start Data for this task
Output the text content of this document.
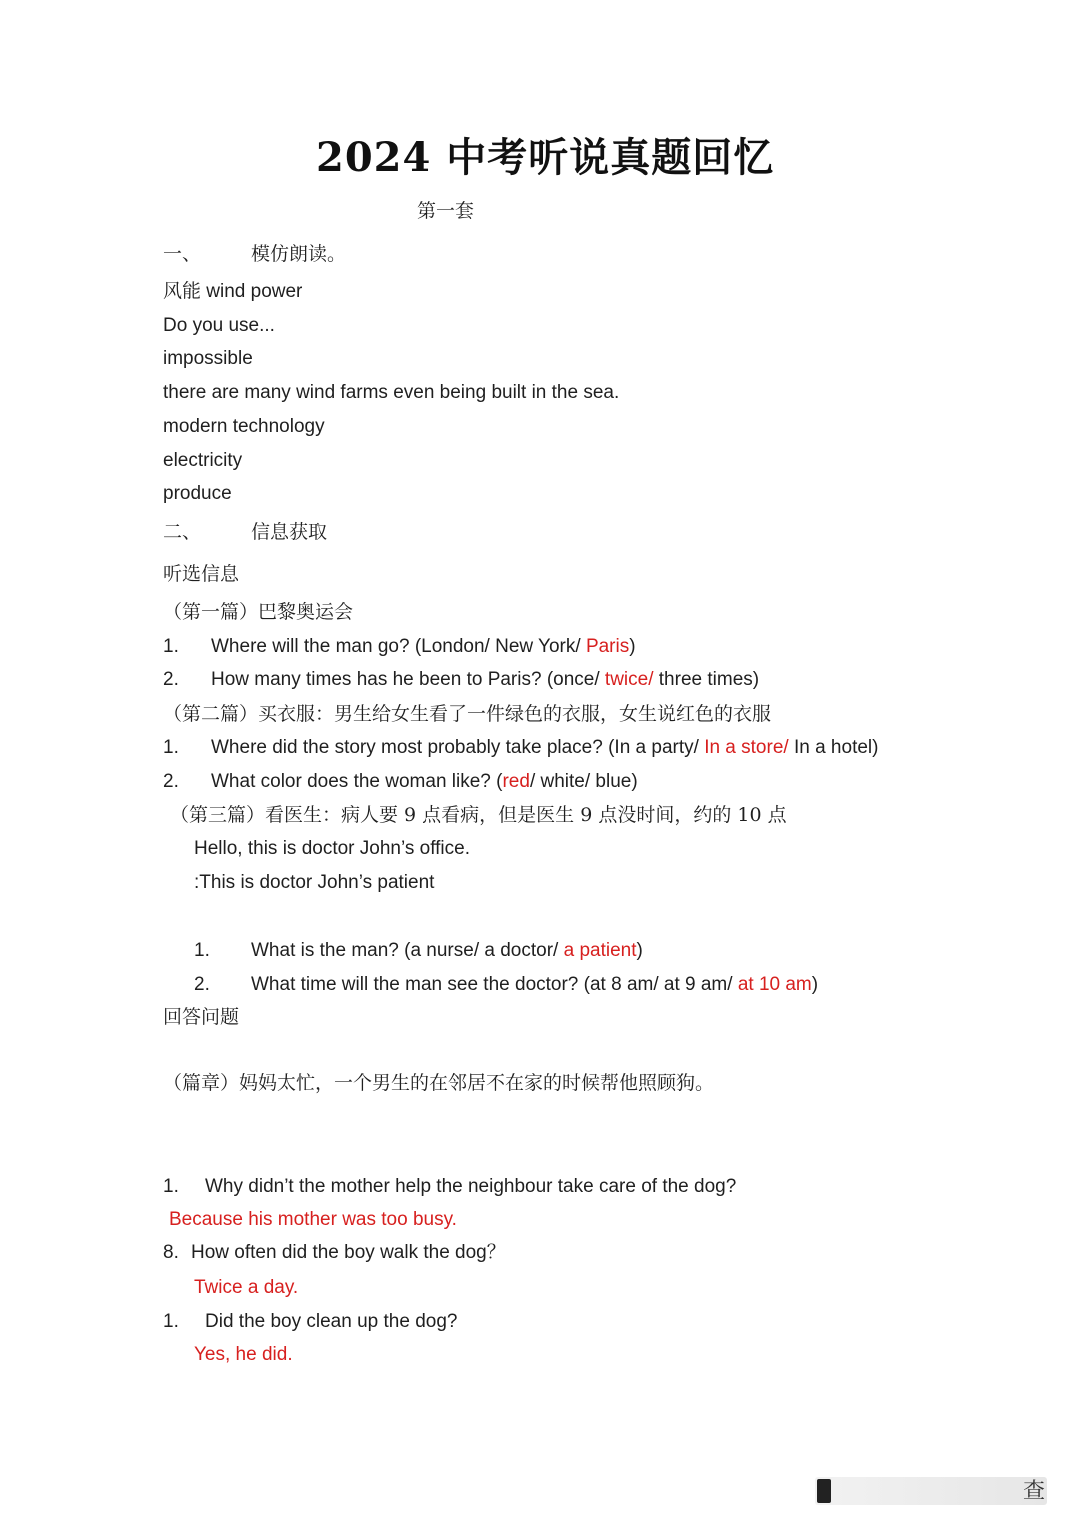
2024 中考听说真题回忆
第一套
一、	模仿朗读。
风能 wind power
Do you use...
impossible
there are many wind farms even being built in the sea.
modern technology
electricity
produce
二、	信息获取
听选信息
（第一篇）巴黎奥运会
1. Where will the man go? (London/ New York/ Paris)
2. How many times has he been to Paris? (once/ twice/ three times)
（第二篇）买衣服：男生给女生看了一件绿色的衣服，女生说红色的衣服
1. Where did the story most probably take place? (In a party/ In a store/ In a hotel)
2. What color does the woman like? (red/ white/ blue)
（第三篇）看医生：病人要 9 点看病，但是医生 9 点没时间，约的 10 点
Hello, this is doctor John’s office.
:This is doctor John’s patient
1. What is the man? (a nurse/ a doctor/ a patient)
2. What time will the man see the doctor? (at 8 am/ at 9 am/ at 10 am)
回答问题
（篇章）妈妈太忙，一个男生的在邻居不在家的时候帮他照顾狗。
1. Why didn’t the mother help the neighbour take care of the dog?
Because his mother was too busy.
8. How often did the boy walk the dog？
Twice a day.
1. Did the boy clean up the dog?
Yes, he did.
查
end Data for this task
# Task brief
Output the records above exactly; leave out the pictures.

# Answer to this problem
Output the text content of this document.
2024 中考听说真题回忆
第一套
一、	模仿朗读。
风能 wind power
Do you use...
impossible
there are many wind farms even being built in the sea.
modern technology
electricity
produce
二、	信息获取
听选信息
（第一篇）巴黎奥运会
1. Where will the man go? (London/ New York/ Paris)
2. How many times has he been to Paris? (once/ twice/ three times)
（第二篇）买衣服：男生给女生看了一件绿色的衣服，女生说红色的衣服
1. Where did the story most probably take place? (In a party/ In a store/ In a hotel)
2. What color does the woman like? (red/ white/ blue)
（第三篇）看医生：病人要 9 点看病，但是医生 9 点没时间，约的 10 点
Hello, this is doctor John’s office.
:This is doctor John’s patient
1. What is the man? (a nurse/ a doctor/ a patient)
2. What time will the man see the doctor? (at 8 am/ at 9 am/ at 10 am)
回答问题
（篇章）妈妈太忙，一个男生的在邻居不在家的时候帮他照顾狗。
1. Why didn’t the mother help the neighbour take care of the dog?
Because his mother was too busy.
8. How often did the boy walk the dog？
Twice a day.
1. Did the boy clean up the dog?
Yes, he did.
查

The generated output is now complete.